===== The data =====

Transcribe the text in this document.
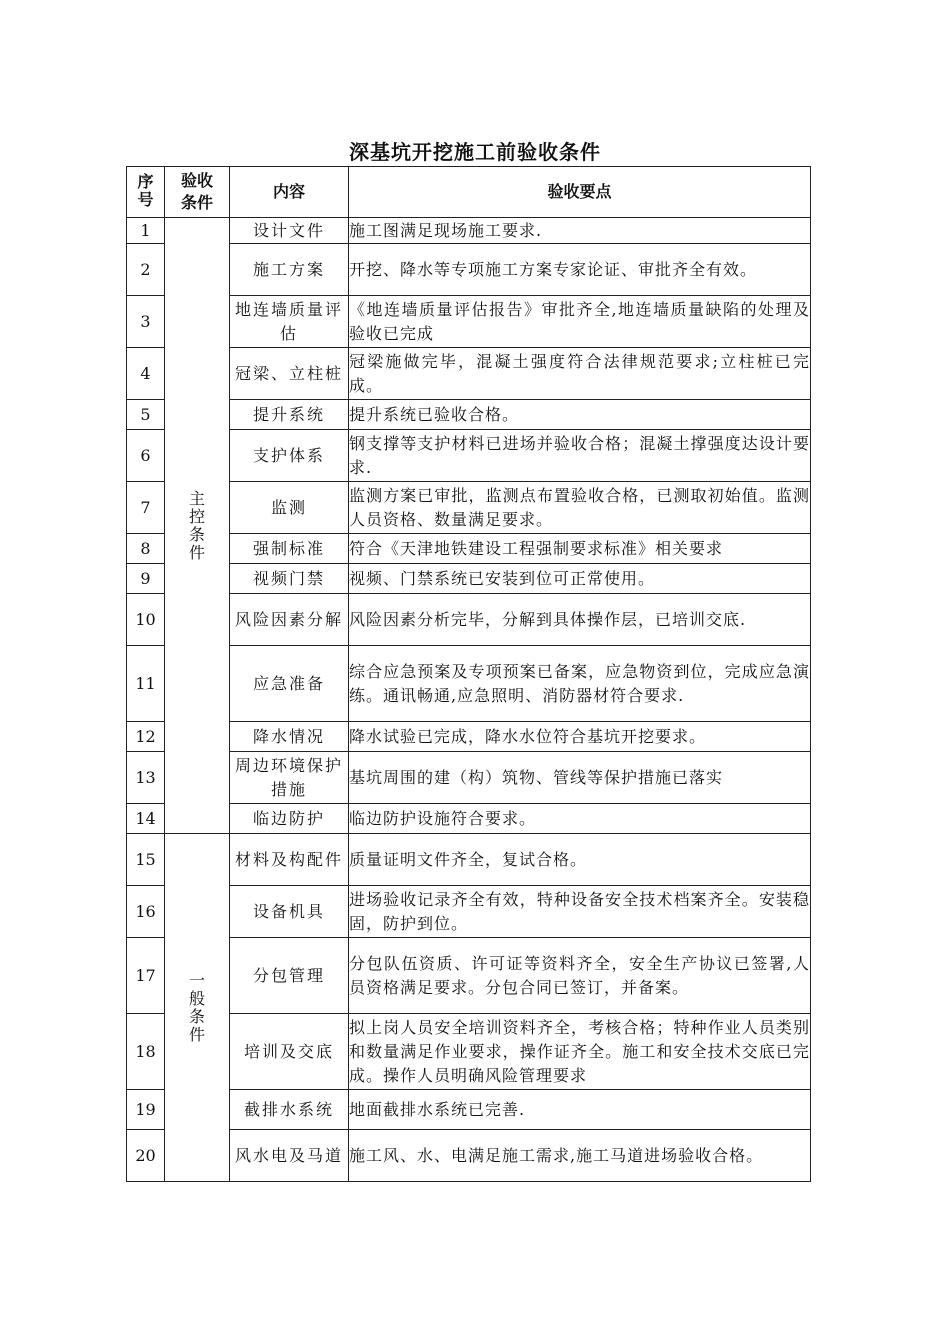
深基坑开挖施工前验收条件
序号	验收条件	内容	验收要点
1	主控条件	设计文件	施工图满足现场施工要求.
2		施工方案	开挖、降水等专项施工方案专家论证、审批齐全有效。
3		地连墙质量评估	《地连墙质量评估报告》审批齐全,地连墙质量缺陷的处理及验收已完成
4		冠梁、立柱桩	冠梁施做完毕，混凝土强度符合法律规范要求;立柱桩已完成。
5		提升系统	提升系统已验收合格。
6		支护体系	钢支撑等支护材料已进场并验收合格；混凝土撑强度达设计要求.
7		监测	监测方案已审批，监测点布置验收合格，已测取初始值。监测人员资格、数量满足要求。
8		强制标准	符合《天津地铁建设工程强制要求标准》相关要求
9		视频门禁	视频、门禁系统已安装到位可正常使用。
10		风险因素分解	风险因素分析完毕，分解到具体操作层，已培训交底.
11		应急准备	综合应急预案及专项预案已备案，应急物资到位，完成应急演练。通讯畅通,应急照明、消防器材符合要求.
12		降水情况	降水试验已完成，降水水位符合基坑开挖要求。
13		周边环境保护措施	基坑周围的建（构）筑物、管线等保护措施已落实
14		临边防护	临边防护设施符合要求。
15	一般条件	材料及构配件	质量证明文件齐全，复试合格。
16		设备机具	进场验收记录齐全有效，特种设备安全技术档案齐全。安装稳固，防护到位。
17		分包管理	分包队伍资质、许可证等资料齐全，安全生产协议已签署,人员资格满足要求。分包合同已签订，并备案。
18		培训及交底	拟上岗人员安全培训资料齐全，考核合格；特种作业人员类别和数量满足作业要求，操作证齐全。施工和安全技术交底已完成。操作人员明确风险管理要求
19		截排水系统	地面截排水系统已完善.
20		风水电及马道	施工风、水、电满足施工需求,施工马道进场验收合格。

=====
===== The data =====

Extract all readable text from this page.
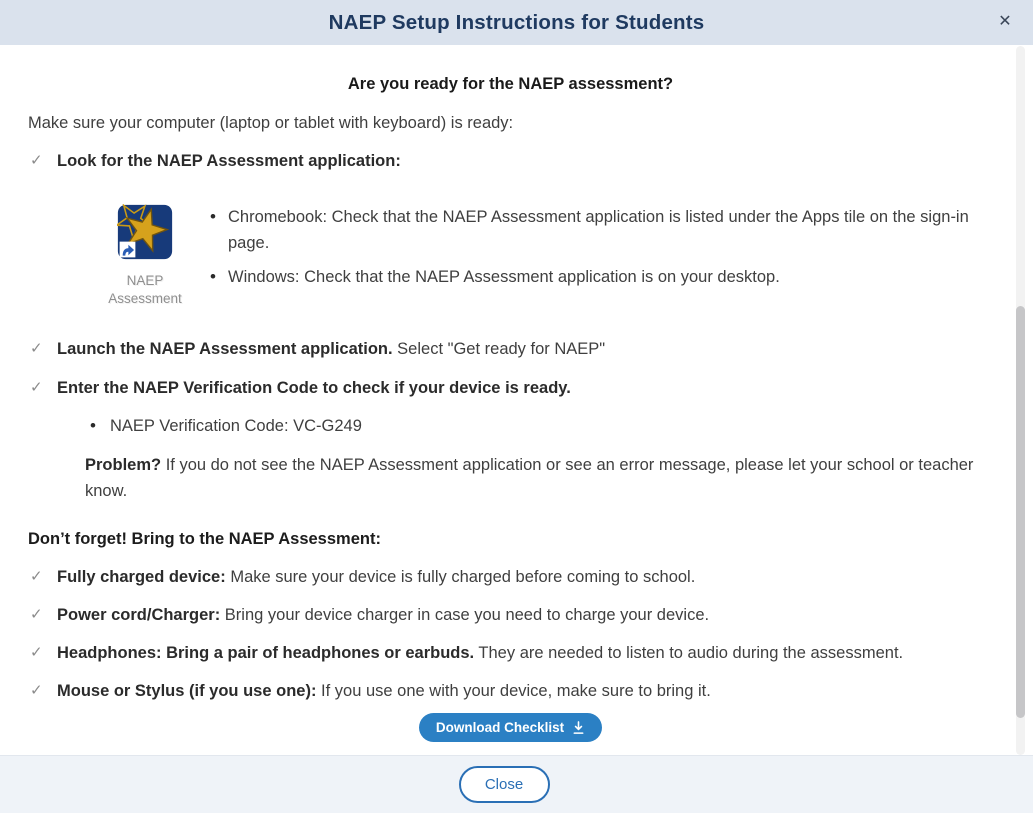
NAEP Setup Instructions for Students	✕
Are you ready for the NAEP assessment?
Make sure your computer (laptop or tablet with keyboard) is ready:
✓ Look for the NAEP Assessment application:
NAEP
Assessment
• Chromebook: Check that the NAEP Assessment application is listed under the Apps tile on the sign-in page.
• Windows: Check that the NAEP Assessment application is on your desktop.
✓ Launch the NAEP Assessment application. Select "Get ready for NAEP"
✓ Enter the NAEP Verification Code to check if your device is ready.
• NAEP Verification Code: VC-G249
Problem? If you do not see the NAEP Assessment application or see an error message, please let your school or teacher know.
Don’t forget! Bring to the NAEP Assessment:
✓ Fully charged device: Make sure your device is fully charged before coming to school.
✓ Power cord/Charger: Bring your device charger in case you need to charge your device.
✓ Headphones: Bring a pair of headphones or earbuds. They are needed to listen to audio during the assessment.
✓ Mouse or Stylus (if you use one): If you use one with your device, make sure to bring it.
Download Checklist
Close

=====

[What the task requires]
Identify each line in the records above containing the word "NAEP"; copy those lines.

[Exercise output]
NAEP Setup Instructions for Students	✕
Are you ready for the NAEP assessment?
✓ Look for the NAEP Assessment application:
NAEP
• Chromebook: Check that the NAEP Assessment application is listed under the Apps tile on the sign-in page.
• Windows: Check that the NAEP Assessment application is on your desktop.
✓ Launch the NAEP Assessment application. Select "Get ready for NAEP"
✓ Enter the NAEP Verification Code to check if your device is ready.
• NAEP Verification Code: VC-G249
Problem? If you do not see the NAEP Assessment application or see an error message, please let your school or teacher know.
Don’t forget! Bring to the NAEP Assessment:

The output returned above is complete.